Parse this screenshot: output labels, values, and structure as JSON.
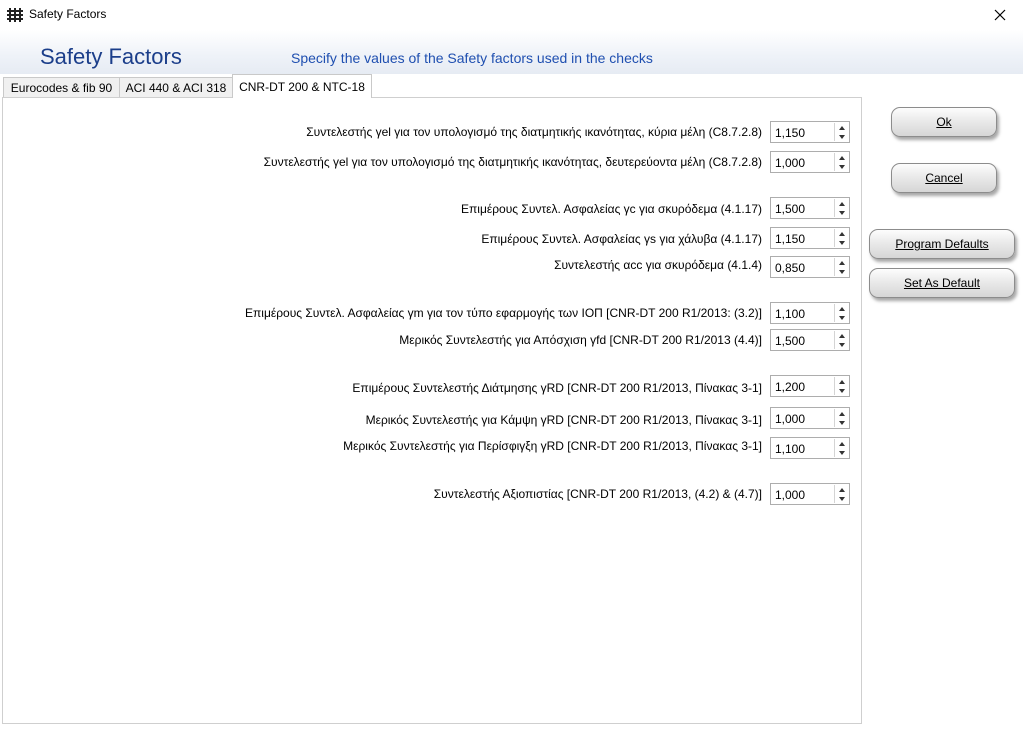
{
  "window": {
    "title": "Safety Factors",
    "icon": "grid-app-icon"
  },
  "header": {
    "title": "Safety Factors",
    "subtitle": "Specify the values of the Safety factors used in the checks"
  },
  "tabs": [
    {
      "label": "Eurocodes & fib 90",
      "active": false
    },
    {
      "label": "ACI 440 & ACI 318",
      "active": false
    },
    {
      "label": "CNR-DT 200 & NTC-18",
      "active": true
    }
  ],
  "fields": [
    {
      "label": "Συντελεστής γel για τον υπολογισμό της διατμητικής ικανότητας, κύρια μέλη (C8.7.2.8)",
      "value": "1,150"
    },
    {
      "label": "Συντελεστής γel για τον υπολογισμό της διατμητικής ικανότητας, δευτερεύοντα μέλη (C8.7.2.8)",
      "value": "1,000"
    },
    {
      "label": "Επιμέρους Συντελ. Ασφαλείας γc για σκυρόδεμα (4.1.17)",
      "value": "1,500"
    },
    {
      "label": "Επιμέρους Συντελ. Ασφαλείας γs για χάλυβα (4.1.17)",
      "value": "1,150"
    },
    {
      "label": "Συντελεστής αcc για σκυρόδεμα (4.1.4)",
      "value": "0,850"
    },
    {
      "label": "Επιμέρους Συντελ. Ασφαλείας γm για τον τύπο εφαρμογής των ΙΟΠ [CNR-DT 200 R1/2013: (3.2)]",
      "value": "1,100"
    },
    {
      "label": "Μερικός Συντελεστής για Απόσχιση γfd [CNR-DT 200 R1/2013 (4.4)]",
      "value": "1,500"
    },
    {
      "label": "Επιμέρους Συντελεστής Διάτμησης γRD [CNR-DT 200 R1/2013, Πίνακας 3-1]",
      "value": "1,200"
    },
    {
      "label": "Μερικός Συντελεστής για Κάμψη γRD [CNR-DT 200 R1/2013, Πίνακας 3-1]",
      "value": "1,000"
    },
    {
      "label": "Μερικός Συντελεστής για Περίσφιγξη γRD [CNR-DT 200 R1/2013, Πίνακας 3-1]",
      "value": "1,100"
    },
    {
      "label": "Συντελεστής Αξιοπιστίας [CNR-DT 200 R1/2013, (4.2) & (4.7)]",
      "value": "1,000"
    }
  ],
  "buttons": {
    "ok": "Ok",
    "cancel": "Cancel",
    "program_defaults": "Program Defaults",
    "set_as_default": "Set As Default"
  },
  "colors": {
    "title": "#1b3e8a",
    "subtitle": "#1f4fb0"
  }
}
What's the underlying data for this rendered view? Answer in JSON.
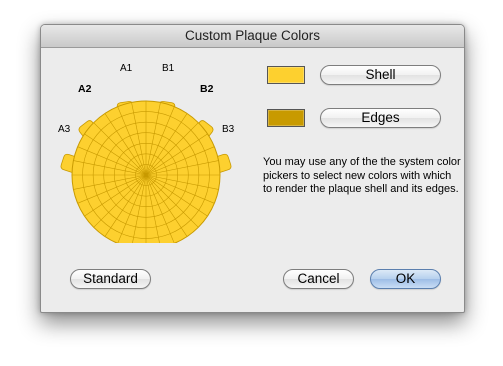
{
  "window": {
    "title": "Custom Plaque Colors"
  },
  "plaque": {
    "shell_color": "#fdd02f",
    "edge_color": "#c89a00",
    "ports": {
      "a1": "A1",
      "b1": "B1",
      "a2": "A2",
      "b2": "B2",
      "a3": "A3",
      "b3": "B3"
    }
  },
  "colors": {
    "shell_swatch": "#fdd02f",
    "edges_swatch": "#c89a00"
  },
  "buttons": {
    "shell": "Shell",
    "edges": "Edges",
    "standard": "Standard",
    "cancel": "Cancel",
    "ok": "OK"
  },
  "message": "You may use any of the the system color pickers to select new colors with which to render the plaque shell and its edges."
}
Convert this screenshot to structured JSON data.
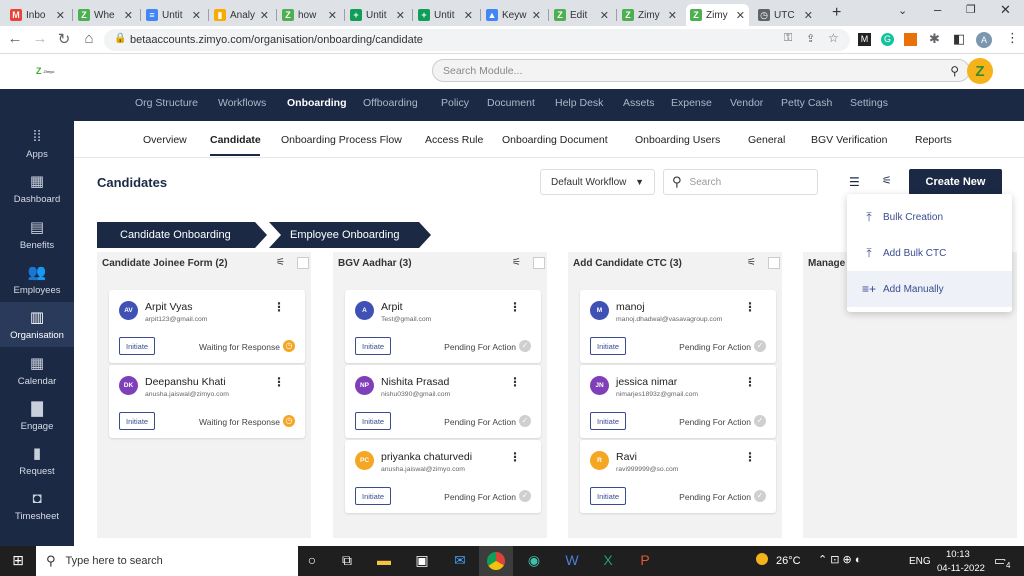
{
  "browser": {
    "tabs": [
      {
        "title": "Inbo",
        "icon": "gmail-icon",
        "color": "#ea4335",
        "glyph": "M"
      },
      {
        "title": "Whe",
        "icon": "zimyo-icon",
        "color": "#4caf50",
        "glyph": "Z"
      },
      {
        "title": "Untit",
        "icon": "docs-icon",
        "color": "#4285f4",
        "glyph": "≡"
      },
      {
        "title": "Analy",
        "icon": "analytics-icon",
        "color": "#f9ab00",
        "glyph": "▮"
      },
      {
        "title": "how",
        "icon": "zimyo-icon",
        "color": "#4caf50",
        "glyph": "Z"
      },
      {
        "title": "Untit",
        "icon": "sheets-icon",
        "color": "#0f9d58",
        "glyph": "+"
      },
      {
        "title": "Untit",
        "icon": "sheets-icon",
        "color": "#0f9d58",
        "glyph": "+"
      },
      {
        "title": "Keyw",
        "icon": "ads-icon",
        "color": "#4285f4",
        "glyph": "▲"
      },
      {
        "title": "Edit",
        "icon": "zimyo-icon",
        "color": "#4caf50",
        "glyph": "Z"
      },
      {
        "title": "Zimy",
        "icon": "zimyo-icon",
        "color": "#4caf50",
        "glyph": "Z"
      },
      {
        "title": "Zimy",
        "icon": "zimyo-icon",
        "color": "#4caf50",
        "glyph": "Z"
      },
      {
        "title": "UTC",
        "icon": "clock-icon",
        "color": "#5f6368",
        "glyph": "◷"
      }
    ],
    "url": "betaaccounts.zimyo.com/organisation/onboarding/candidate",
    "profile": "A"
  },
  "header": {
    "logo_text": "Zimyo",
    "search_placeholder": "Search Module..."
  },
  "topnav": [
    "Org Structure",
    "Workflows",
    "Onboarding",
    "Offboarding",
    "Policy",
    "Document",
    "Help Desk",
    "Assets",
    "Expense",
    "Vendor",
    "Petty Cash",
    "Settings"
  ],
  "sidebar": [
    {
      "label": "Apps",
      "icon": "apps-icon"
    },
    {
      "label": "Dashboard",
      "icon": "dashboard-icon"
    },
    {
      "label": "Benefits",
      "icon": "benefits-icon"
    },
    {
      "label": "Employees",
      "icon": "employees-icon"
    },
    {
      "label": "Organisation",
      "icon": "organisation-icon"
    },
    {
      "label": "Calendar",
      "icon": "calendar-icon"
    },
    {
      "label": "Engage",
      "icon": "engage-icon"
    },
    {
      "label": "Request",
      "icon": "request-icon"
    },
    {
      "label": "Timesheet",
      "icon": "timesheet-icon"
    }
  ],
  "subnav": [
    "Overview",
    "Candidate",
    "Onboarding Process Flow",
    "Access Rule",
    "Onboarding Document",
    "Onboarding Users",
    "General",
    "BGV Verification",
    "Reports"
  ],
  "page": {
    "title": "Candidates",
    "workflow_select": "Default Workflow",
    "search_placeholder": "Search",
    "create_new": "Create New",
    "stage_tabs": [
      "Candidate Onboarding",
      "Employee Onboarding"
    ]
  },
  "dropdown": [
    {
      "label": "Bulk Creation",
      "icon": "upload-icon"
    },
    {
      "label": "Add Bulk CTC",
      "icon": "upload-icon"
    },
    {
      "label": "Add Manually",
      "icon": "add-list-icon"
    }
  ],
  "columns": [
    {
      "title": "Candidate Joinee Form (2)",
      "cards": [
        {
          "initials": "AV",
          "name": "Arpit Vyas",
          "email": "arpit123@gmail.com",
          "action": "Initiate",
          "status": "Waiting for Response",
          "avatar_color": "#3f51b5",
          "status_color": "#f5a623"
        },
        {
          "initials": "DK",
          "name": "Deepanshu Khati",
          "email": "anusha.jaiswal@zimyo.com",
          "action": "Initiate",
          "status": "Waiting for Response",
          "avatar_color": "#7e3fb8",
          "status_color": "#f5a623"
        }
      ]
    },
    {
      "title": "BGV Aadhar (3)",
      "cards": [
        {
          "initials": "A",
          "name": "Arpit",
          "email": "Test@gmail.com",
          "action": "Initiate",
          "status": "Pending For Action",
          "avatar_color": "#3f51b5",
          "status_color": "#cfcfcf"
        },
        {
          "initials": "NP",
          "name": "Nishita Prasad",
          "email": "nishu0390@gmail.com",
          "action": "Initiate",
          "status": "Pending For Action",
          "avatar_color": "#7e3fb8",
          "status_color": "#cfcfcf"
        },
        {
          "initials": "PC",
          "name": "priyanka chaturvedi",
          "email": "anusha.jaiswal@zimyo.com",
          "action": "Initiate",
          "status": "Pending For Action",
          "avatar_color": "#f5a623",
          "status_color": "#cfcfcf"
        }
      ]
    },
    {
      "title": "Add Candidate CTC (3)",
      "cards": [
        {
          "initials": "M",
          "name": "manoj",
          "email": "manoj.dhadwal@vasavagroup.com",
          "action": "Initiate",
          "status": "Pending For Action",
          "avatar_color": "#3f51b5",
          "status_color": "#cfcfcf"
        },
        {
          "initials": "JN",
          "name": "jessica nimar",
          "email": "nimarjes1893z@gmail.com",
          "action": "Initiate",
          "status": "Pending For Action",
          "avatar_color": "#7e3fb8",
          "status_color": "#cfcfcf"
        },
        {
          "initials": "R",
          "name": "Ravi",
          "email": "ravi999999@so.com",
          "action": "Initiate",
          "status": "Pending For Action",
          "avatar_color": "#f5a623",
          "status_color": "#cfcfcf"
        }
      ]
    },
    {
      "title": "Manage",
      "cards": []
    }
  ],
  "taskbar": {
    "search_placeholder": "Type here to search",
    "weather": "26°C",
    "lang": "ENG",
    "time": "10:13",
    "date": "04-11-2022",
    "notifications": "4"
  },
  "colors": {
    "navy": "#1b2945",
    "accent": "#3a4d8f"
  }
}
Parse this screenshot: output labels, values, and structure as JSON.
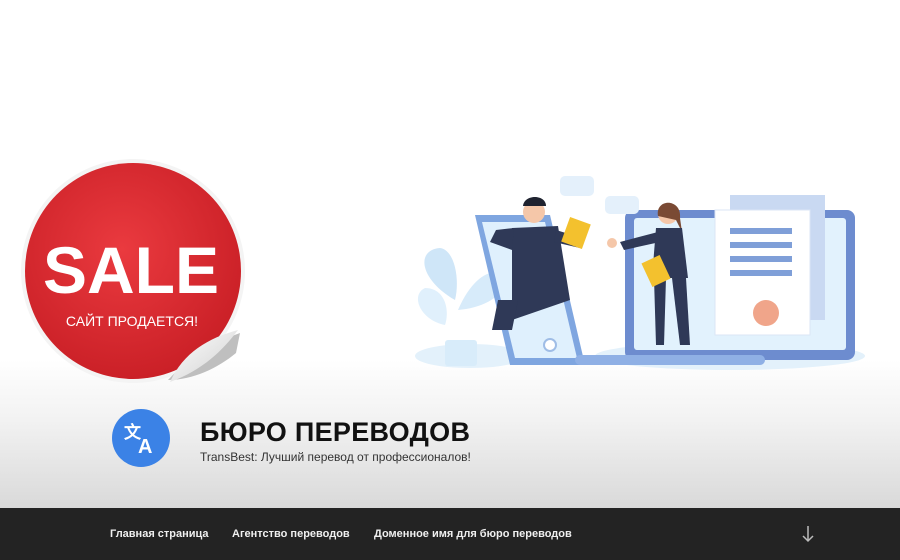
{
  "sale_badge": {
    "big": "SALE",
    "small": "САЙТ ПРОДАЕТСЯ!"
  },
  "site": {
    "title": "БЮРО ПЕРЕВОДОВ",
    "tagline": "TransBest: Лучший перевод от профессионалов!",
    "logo_icon": "translate-icon"
  },
  "nav": {
    "items": [
      {
        "label": "Главная страница"
      },
      {
        "label": "Агентство переводов"
      },
      {
        "label": "Доменное имя для бюро переводов"
      }
    ],
    "scroll_icon": "arrow-down-icon"
  },
  "colors": {
    "nav_bg": "#232323",
    "sale_red": "#d9262c",
    "logo_blue": "#3b82e6",
    "illustration_blue": "#6d8ccf"
  }
}
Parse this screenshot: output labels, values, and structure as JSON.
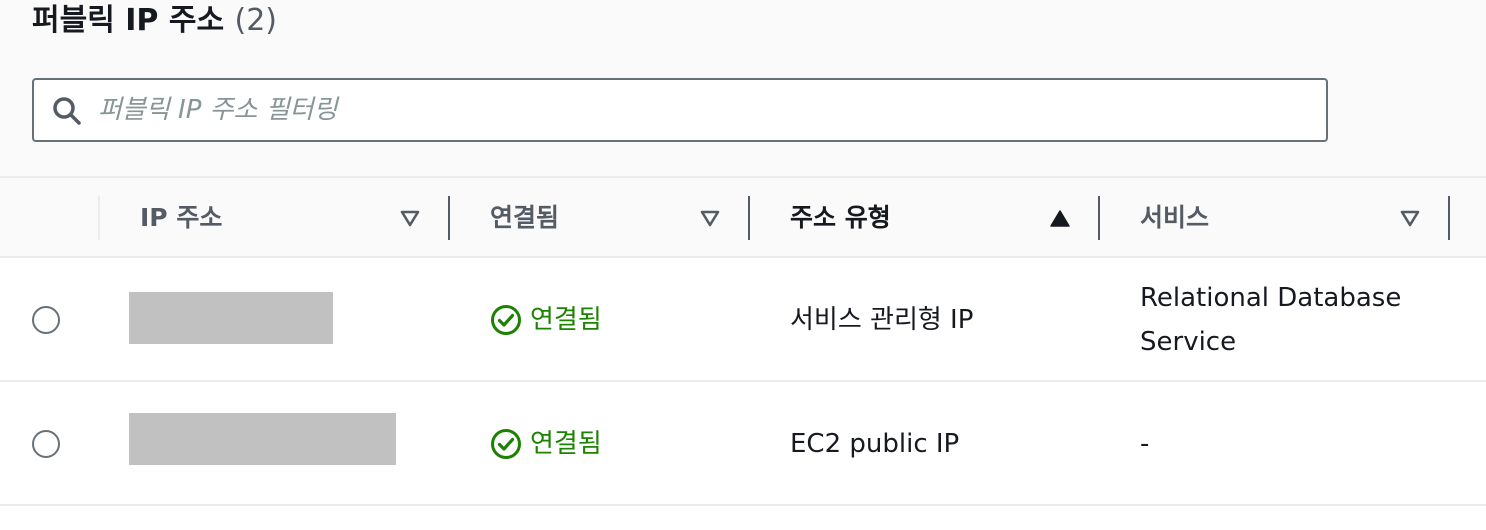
{
  "section": {
    "title": "퍼블릭 IP 주소",
    "count": "(2)"
  },
  "search": {
    "placeholder": "퍼블릭 IP 주소 필터링",
    "value": ""
  },
  "table": {
    "columns": [
      {
        "label": "IP 주소",
        "sort": "sortable"
      },
      {
        "label": "연결됨",
        "sort": "sortable"
      },
      {
        "label": "주소 유형",
        "sort": "ascending"
      },
      {
        "label": "서비스",
        "sort": "sortable"
      }
    ],
    "rows": [
      {
        "ip_address": "",
        "connected": "연결됨",
        "address_type": "서비스 관리형 IP",
        "service": "Relational Database Service"
      },
      {
        "ip_address": "",
        "connected": "연결됨",
        "address_type": "EC2 public IP",
        "service": "-"
      }
    ]
  },
  "colors": {
    "success": "#1d8102",
    "border": "#687078",
    "redaction": "#c1c1c1"
  },
  "icons": {
    "search": "search-icon",
    "sort_down": "caret-down-outline-icon",
    "sort_up": "caret-up-filled-icon",
    "status": "status-check-circle-icon"
  }
}
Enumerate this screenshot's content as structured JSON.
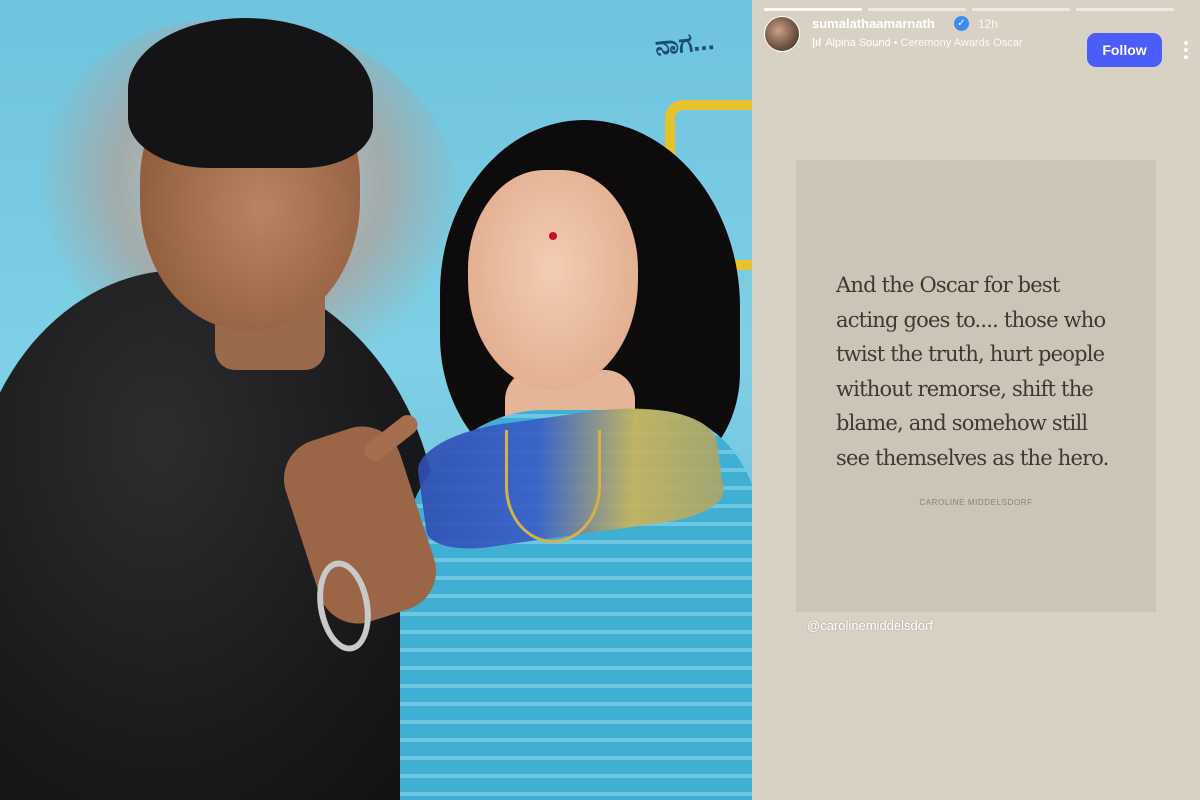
{
  "story": {
    "username": "sumalathaamarnath",
    "verified_glyph": "✓",
    "time_ago": "12h",
    "audio": {
      "icon": "audio-bars-icon",
      "artist": "Alpina Sound",
      "separator": "•",
      "song": "Ceremony Awards Oscar"
    },
    "follow_label": "Follow",
    "more_icon": "more-vertical-icon",
    "progress": {
      "segments": 4,
      "current": 1
    }
  },
  "quote": {
    "text_lines": [
      "And the Oscar for best",
      "acting goes to.... those who",
      "twist the truth, hurt people",
      "without remorse, shift the",
      "blame, and somehow still",
      "see themselves as the hero."
    ],
    "author": "CAROLINE MIDDELSDORF"
  },
  "mention": "@carolinemiddelsdorf",
  "photo": {
    "poster_text": "ನಾಗ..."
  },
  "colors": {
    "follow_button": "#4a5df9",
    "story_background": "#d8d2c5",
    "quote_card": "#cbc4b7",
    "quote_text": "#3f3833"
  }
}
* * * *
Return every line from the records above that holds the word "μέλη".

■ **WRITTEN RESPONSE**:
      "label": "Συντελεστής γel για τον υπολογισμό της διατμητικής ικανότητας, κύρια μέλη (C8.7.2.8)",
      "label": "Συντελεστής γel για τον υπολογισμό της διατμητικής ικανότητας, δευτερεύοντα μέλη (C8.7.2.8)",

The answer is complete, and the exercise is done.